* [TASK DESCRIPTION]
From the listing below, tally the lines that include "اقوام". Return only the total.

* [RECORDED INFORMATION]
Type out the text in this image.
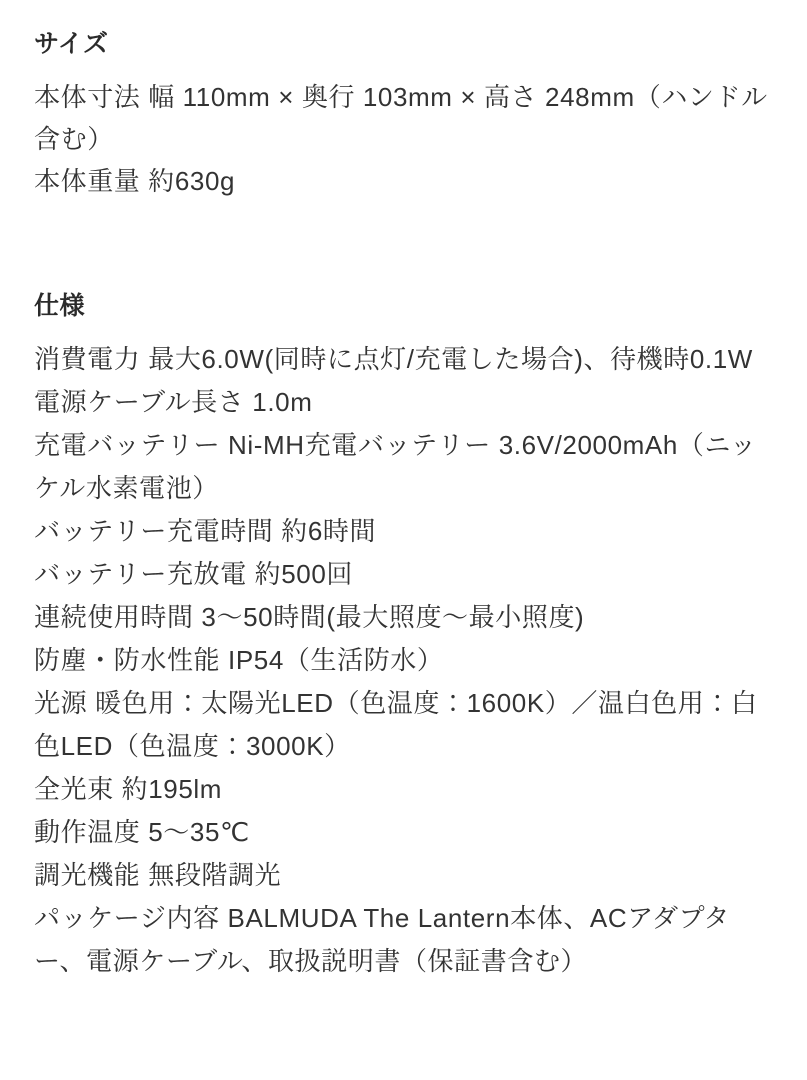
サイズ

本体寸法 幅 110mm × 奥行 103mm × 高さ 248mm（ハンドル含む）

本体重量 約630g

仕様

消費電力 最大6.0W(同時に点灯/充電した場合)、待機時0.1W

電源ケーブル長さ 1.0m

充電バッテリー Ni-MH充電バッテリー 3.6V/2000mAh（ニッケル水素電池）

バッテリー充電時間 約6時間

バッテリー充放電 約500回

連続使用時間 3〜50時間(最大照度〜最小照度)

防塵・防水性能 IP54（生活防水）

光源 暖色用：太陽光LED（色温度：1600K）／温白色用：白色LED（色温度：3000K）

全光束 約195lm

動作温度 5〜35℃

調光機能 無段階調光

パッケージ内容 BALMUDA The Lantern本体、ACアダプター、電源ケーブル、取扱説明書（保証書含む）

==

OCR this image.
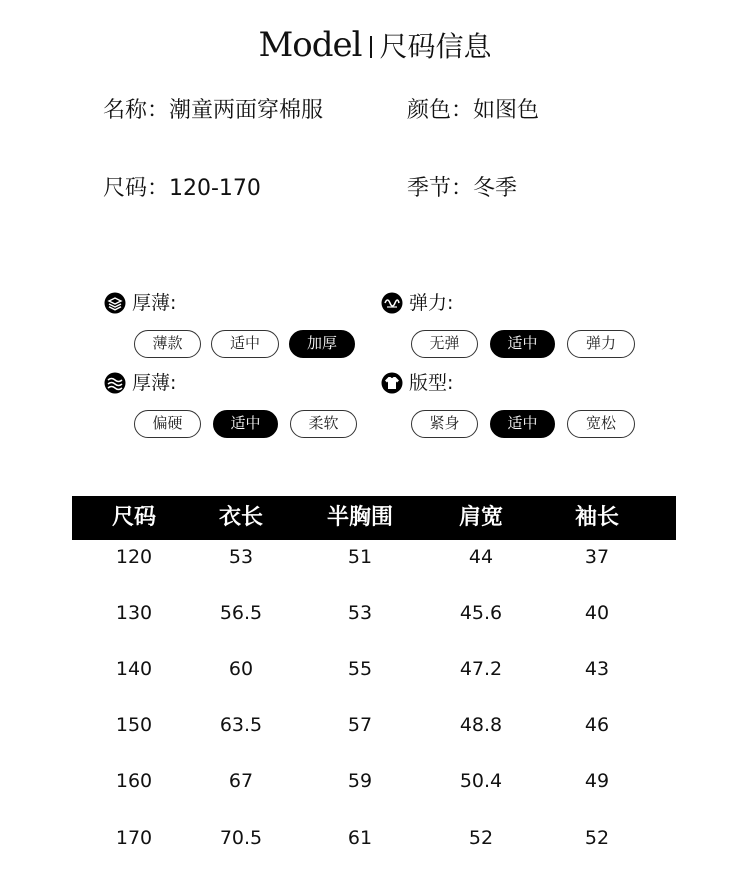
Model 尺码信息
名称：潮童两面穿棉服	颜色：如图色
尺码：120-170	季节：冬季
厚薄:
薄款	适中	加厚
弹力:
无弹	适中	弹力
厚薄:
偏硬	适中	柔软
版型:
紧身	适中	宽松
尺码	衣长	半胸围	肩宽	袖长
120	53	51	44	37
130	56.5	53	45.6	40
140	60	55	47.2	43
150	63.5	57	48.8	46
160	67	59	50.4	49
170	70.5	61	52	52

...

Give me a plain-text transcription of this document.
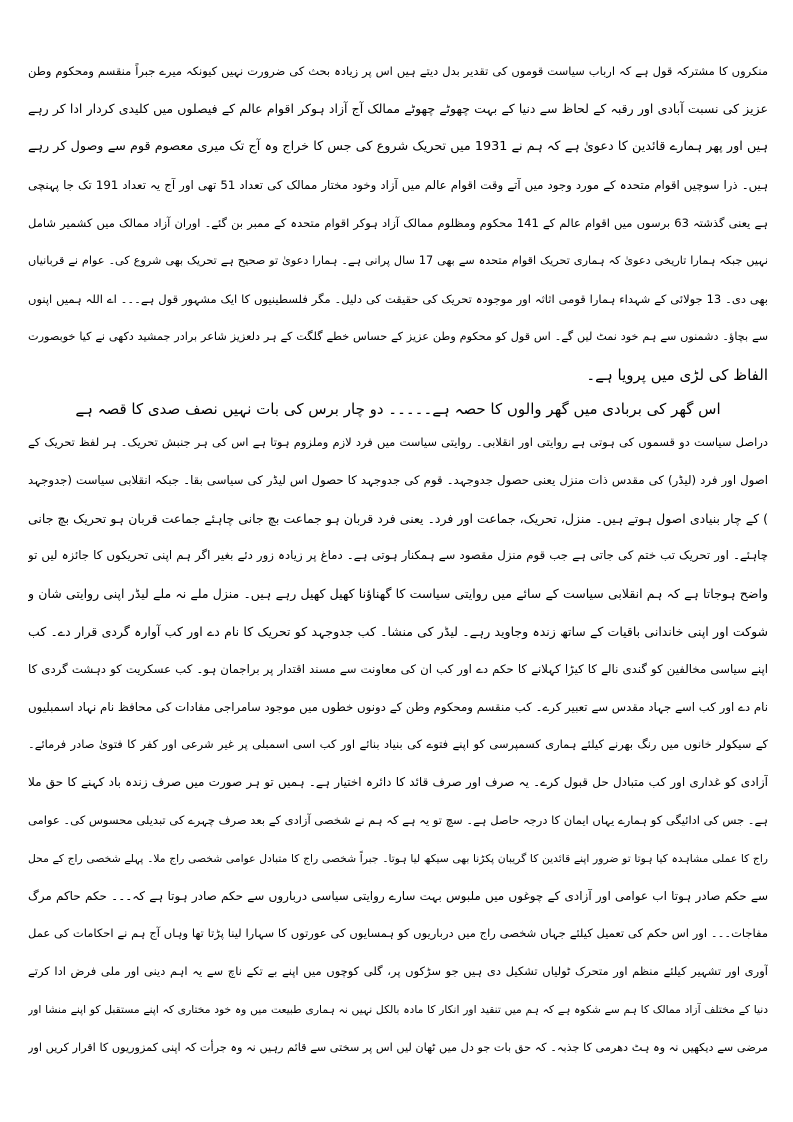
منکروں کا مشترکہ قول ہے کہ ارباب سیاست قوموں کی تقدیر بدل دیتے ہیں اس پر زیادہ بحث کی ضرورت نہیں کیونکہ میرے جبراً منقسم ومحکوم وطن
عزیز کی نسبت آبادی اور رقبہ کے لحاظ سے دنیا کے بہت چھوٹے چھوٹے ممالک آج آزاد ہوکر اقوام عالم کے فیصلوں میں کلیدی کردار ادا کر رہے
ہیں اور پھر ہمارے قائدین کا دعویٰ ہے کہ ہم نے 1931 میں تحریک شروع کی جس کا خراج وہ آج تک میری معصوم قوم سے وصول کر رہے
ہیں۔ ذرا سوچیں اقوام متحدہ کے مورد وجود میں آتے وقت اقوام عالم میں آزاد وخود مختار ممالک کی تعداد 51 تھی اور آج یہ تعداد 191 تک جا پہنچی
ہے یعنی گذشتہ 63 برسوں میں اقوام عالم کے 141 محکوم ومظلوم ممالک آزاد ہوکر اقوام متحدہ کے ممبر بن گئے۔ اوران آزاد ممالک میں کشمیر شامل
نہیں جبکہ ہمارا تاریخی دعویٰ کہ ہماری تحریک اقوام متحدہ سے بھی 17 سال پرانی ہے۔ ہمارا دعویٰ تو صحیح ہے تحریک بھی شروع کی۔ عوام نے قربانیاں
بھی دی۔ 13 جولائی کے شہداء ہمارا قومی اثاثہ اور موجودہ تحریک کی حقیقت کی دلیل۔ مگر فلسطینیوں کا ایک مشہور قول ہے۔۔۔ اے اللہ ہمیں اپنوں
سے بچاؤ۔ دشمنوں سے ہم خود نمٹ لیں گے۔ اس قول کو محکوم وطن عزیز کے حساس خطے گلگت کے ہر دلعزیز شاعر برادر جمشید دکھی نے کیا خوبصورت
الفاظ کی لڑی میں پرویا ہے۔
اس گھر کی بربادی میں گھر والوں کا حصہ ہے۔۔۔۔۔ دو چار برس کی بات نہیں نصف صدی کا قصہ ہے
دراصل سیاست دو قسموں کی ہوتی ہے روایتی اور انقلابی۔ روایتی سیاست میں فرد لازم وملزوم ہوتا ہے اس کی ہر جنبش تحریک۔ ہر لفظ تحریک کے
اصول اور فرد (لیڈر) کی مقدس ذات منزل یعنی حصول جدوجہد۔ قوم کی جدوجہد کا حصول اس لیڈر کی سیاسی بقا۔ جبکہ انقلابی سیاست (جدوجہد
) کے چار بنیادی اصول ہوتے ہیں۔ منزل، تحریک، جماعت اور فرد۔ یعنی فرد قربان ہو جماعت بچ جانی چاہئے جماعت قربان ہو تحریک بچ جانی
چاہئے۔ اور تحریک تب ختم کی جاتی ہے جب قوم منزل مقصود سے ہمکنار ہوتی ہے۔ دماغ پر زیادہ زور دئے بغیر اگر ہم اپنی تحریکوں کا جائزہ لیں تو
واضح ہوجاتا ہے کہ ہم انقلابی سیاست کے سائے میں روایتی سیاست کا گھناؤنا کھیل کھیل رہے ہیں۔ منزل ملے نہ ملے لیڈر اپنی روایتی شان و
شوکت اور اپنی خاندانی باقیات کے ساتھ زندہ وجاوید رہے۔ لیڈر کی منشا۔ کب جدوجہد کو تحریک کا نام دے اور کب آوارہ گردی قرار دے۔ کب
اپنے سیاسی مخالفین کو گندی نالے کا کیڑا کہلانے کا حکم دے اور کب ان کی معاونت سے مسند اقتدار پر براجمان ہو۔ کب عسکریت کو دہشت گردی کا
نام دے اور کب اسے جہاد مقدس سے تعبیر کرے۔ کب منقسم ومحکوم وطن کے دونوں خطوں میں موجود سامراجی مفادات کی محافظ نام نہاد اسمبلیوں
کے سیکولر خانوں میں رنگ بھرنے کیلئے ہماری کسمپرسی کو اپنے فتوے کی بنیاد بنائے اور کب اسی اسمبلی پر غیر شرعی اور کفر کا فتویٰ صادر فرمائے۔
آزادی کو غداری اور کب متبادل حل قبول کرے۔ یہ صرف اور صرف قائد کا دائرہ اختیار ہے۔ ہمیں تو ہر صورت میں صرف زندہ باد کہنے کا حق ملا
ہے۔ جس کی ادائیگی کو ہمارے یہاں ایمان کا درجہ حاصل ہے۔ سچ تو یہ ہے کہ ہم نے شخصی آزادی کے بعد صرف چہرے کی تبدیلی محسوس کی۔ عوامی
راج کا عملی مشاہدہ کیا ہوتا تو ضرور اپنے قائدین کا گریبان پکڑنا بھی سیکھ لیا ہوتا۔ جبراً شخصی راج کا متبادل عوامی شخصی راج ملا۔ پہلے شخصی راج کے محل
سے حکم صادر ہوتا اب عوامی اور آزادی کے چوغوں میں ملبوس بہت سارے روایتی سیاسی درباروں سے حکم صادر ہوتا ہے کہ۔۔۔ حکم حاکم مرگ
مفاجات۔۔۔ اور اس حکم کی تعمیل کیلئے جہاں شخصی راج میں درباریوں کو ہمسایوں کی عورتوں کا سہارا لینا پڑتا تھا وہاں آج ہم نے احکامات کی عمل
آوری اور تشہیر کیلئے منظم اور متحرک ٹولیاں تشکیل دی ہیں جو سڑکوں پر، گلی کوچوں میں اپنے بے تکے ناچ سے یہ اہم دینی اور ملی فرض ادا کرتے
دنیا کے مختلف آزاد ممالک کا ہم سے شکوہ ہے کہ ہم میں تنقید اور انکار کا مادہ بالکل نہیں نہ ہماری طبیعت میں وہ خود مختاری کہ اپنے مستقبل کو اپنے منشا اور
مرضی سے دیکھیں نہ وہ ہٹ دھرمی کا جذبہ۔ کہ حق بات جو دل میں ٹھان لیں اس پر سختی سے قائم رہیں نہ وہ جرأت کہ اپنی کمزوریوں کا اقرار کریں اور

* [CORRECT RESULT]
4